== TASK REQUIREMENTS ==
Write out the material exactly, without any of its pictures.

Dataset rows about figures:
Begin

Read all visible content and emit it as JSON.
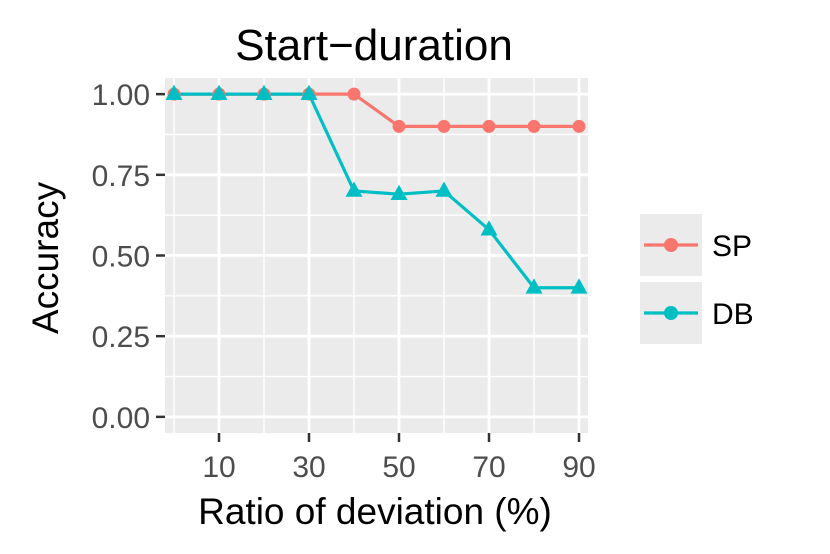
{
  "chart_data": {
    "type": "line",
    "title": "Start−duration",
    "xlabel": "Ratio of deviation (%)",
    "ylabel": "Accuracy",
    "x": [
      0,
      10,
      20,
      30,
      40,
      50,
      60,
      70,
      80,
      90
    ],
    "xlim": [
      -2,
      92
    ],
    "ylim": [
      -0.05,
      1.05
    ],
    "x_ticks": [
      10,
      30,
      50,
      70,
      90
    ],
    "x_minor": [
      0,
      20,
      40,
      60,
      80
    ],
    "y_ticks": [
      0,
      0.25,
      0.5,
      0.75,
      1.0
    ],
    "y_tick_labels": [
      "0.00",
      "0.25",
      "0.50",
      "0.75",
      "1.00"
    ],
    "x_tick_labels": [
      "10",
      "30",
      "50",
      "70",
      "90"
    ],
    "grid": true,
    "legend_position": "right",
    "series": [
      {
        "name": "SP",
        "color": "#F8766D",
        "marker": "circle",
        "values": [
          1.0,
          1.0,
          1.0,
          1.0,
          1.0,
          0.9,
          0.9,
          0.9,
          0.9,
          0.9
        ]
      },
      {
        "name": "DB",
        "color": "#00BFC4",
        "marker": "triangle",
        "values": [
          1.0,
          1.0,
          1.0,
          1.0,
          0.7,
          0.69,
          0.7,
          0.58,
          0.4,
          0.4
        ]
      }
    ]
  }
}
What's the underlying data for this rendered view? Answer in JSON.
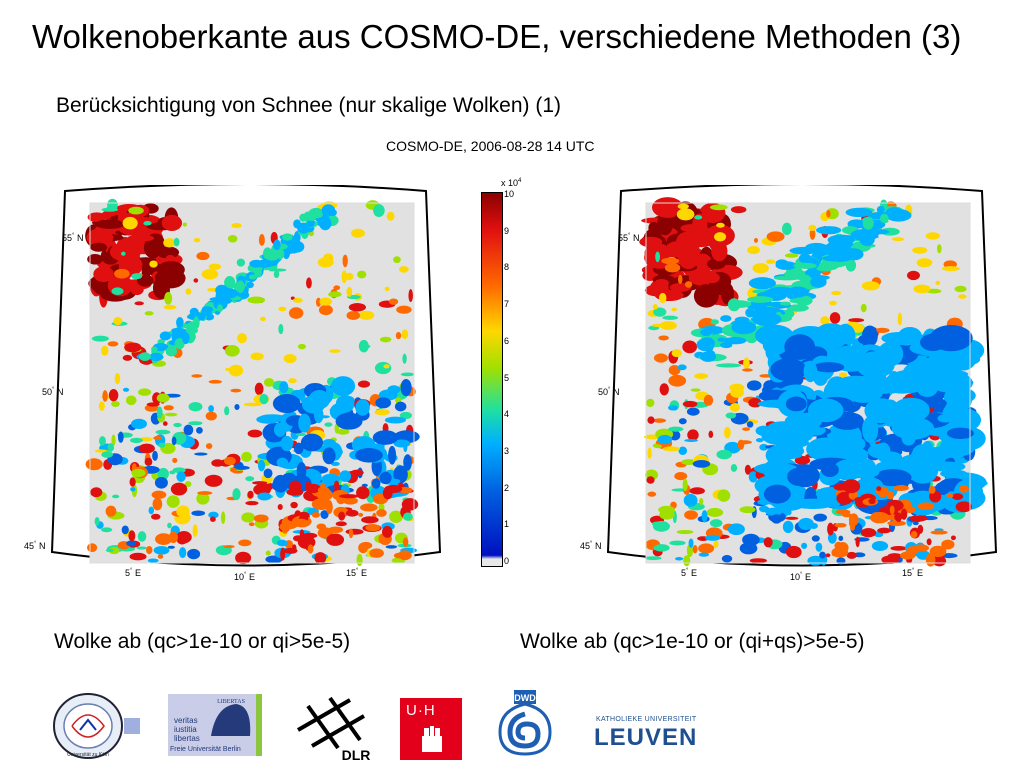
{
  "slide": {
    "title": "Wolkenoberkante aus COSMO-DE, verschiedene Methoden (3)",
    "subtitle": "Berücksichtigung von Schnee (nur skalige Wolken) (1)",
    "run_label": "COSMO-DE, 2006-08-28 14 UTC"
  },
  "maps": [
    {
      "caption": "Wolke ab (qc>1e-10 or qi>5e-5)",
      "lat_labels": [
        "55",
        "50",
        "45"
      ],
      "lon_labels": [
        "5",
        "10",
        "15"
      ],
      "lat_suffix": "N",
      "lon_suffix": "E"
    },
    {
      "caption": "Wolke ab (qc>1e-10 or (qi+qs)>5e-5)",
      "lat_labels": [
        "55",
        "50",
        "45"
      ],
      "lon_labels": [
        "5",
        "10",
        "15"
      ],
      "lat_suffix": "N",
      "lon_suffix": "E"
    }
  ],
  "colorbar": {
    "multiplier": "x 10",
    "exponent": "4",
    "ticks": [
      "10",
      "9",
      "8",
      "7",
      "6",
      "5",
      "4",
      "3",
      "2",
      "1",
      "0"
    ],
    "colors": [
      "#8b0000",
      "#e01010",
      "#ff6a00",
      "#ffd700",
      "#a0e000",
      "#20e0a0",
      "#00b0ff",
      "#0060e0",
      "#0010c0"
    ]
  },
  "logos": {
    "cologne": "Universität zu Köln",
    "fu_top": "LIBERTAS",
    "fu_motto": [
      "veritas",
      "iustitia",
      "libertas"
    ],
    "fu_name": "Freie Universität Berlin",
    "dlr": "DLR",
    "uhh": "U·H",
    "dwd": "DWD",
    "leuven_top": "KATHOLIEKE UNIVERSITEIT",
    "leuven": "LEUVEN"
  }
}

End

== RESPONSE TO THIS EXERCISE ==
Read all visible content and emit it as JSON.
{
  "chart_data": {
    "type": "line",
    "title": "Start−duration",
    "xlabel": "Ratio of deviation (%)",
    "ylabel": "Accuracy",
    "x": [
      0,
      10,
      20,
      30,
      40,
      50,
      60,
      70,
      80,
      90
    ],
    "xlim": [
      -2,
      92
    ],
    "ylim": [
      -0.05,
      1.05
    ],
    "x_ticks": [
      10,
      30,
      50,
      70,
      90
    ],
    "x_minor": [
      0,
      20,
      40,
      60,
      80
    ],
    "y_ticks": [
      0,
      0.25,
      0.5,
      0.75,
      1.0
    ],
    "y_tick_labels": [
      "0.00",
      "0.25",
      "0.50",
      "0.75",
      "1.00"
    ],
    "x_tick_labels": [
      "10",
      "30",
      "50",
      "70",
      "90"
    ],
    "grid": true,
    "legend_position": "right",
    "series": [
      {
        "name": "SP",
        "color": "#F8766D",
        "marker": "circle",
        "values": [
          1.0,
          1.0,
          1.0,
          1.0,
          1.0,
          0.9,
          0.9,
          0.9,
          0.9,
          0.9
        ]
      },
      {
        "name": "DB",
        "color": "#00BFC4",
        "marker": "triangle",
        "values": [
          1.0,
          1.0,
          1.0,
          1.0,
          0.7,
          0.69,
          0.7,
          0.58,
          0.4,
          0.4
        ]
      }
    ]
  }
}
What's the underlying data for this rendered view? Answer in JSON.
{
  "slide": {
    "title": "Wolkenoberkante aus COSMO-DE, verschiedene Methoden (3)",
    "subtitle": "Berücksichtigung von Schnee (nur skalige Wolken) (1)",
    "run_label": "COSMO-DE, 2006-08-28 14 UTC"
  },
  "maps": [
    {
      "caption": "Wolke ab (qc>1e-10 or qi>5e-5)",
      "lat_labels": [
        "55",
        "50",
        "45"
      ],
      "lon_labels": [
        "5",
        "10",
        "15"
      ],
      "lat_suffix": "N",
      "lon_suffix": "E"
    },
    {
      "caption": "Wolke ab (qc>1e-10 or (qi+qs)>5e-5)",
      "lat_labels": [
        "55",
        "50",
        "45"
      ],
      "lon_labels": [
        "5",
        "10",
        "15"
      ],
      "lat_suffix": "N",
      "lon_suffix": "E"
    }
  ],
  "colorbar": {
    "multiplier": "x 10",
    "exponent": "4",
    "ticks": [
      "10",
      "9",
      "8",
      "7",
      "6",
      "5",
      "4",
      "3",
      "2",
      "1",
      "0"
    ],
    "colors": [
      "#8b0000",
      "#e01010",
      "#ff6a00",
      "#ffd700",
      "#a0e000",
      "#20e0a0",
      "#00b0ff",
      "#0060e0",
      "#0010c0"
    ]
  },
  "logos": {
    "cologne": "Universität zu Köln",
    "fu_top": "LIBERTAS",
    "fu_motto": [
      "veritas",
      "iustitia",
      "libertas"
    ],
    "fu_name": "Freie Universität Berlin",
    "dlr": "DLR",
    "uhh": "U·H",
    "dwd": "DWD",
    "leuven_top": "KATHOLIEKE UNIVERSITEIT",
    "leuven": "LEUVEN"
  }
}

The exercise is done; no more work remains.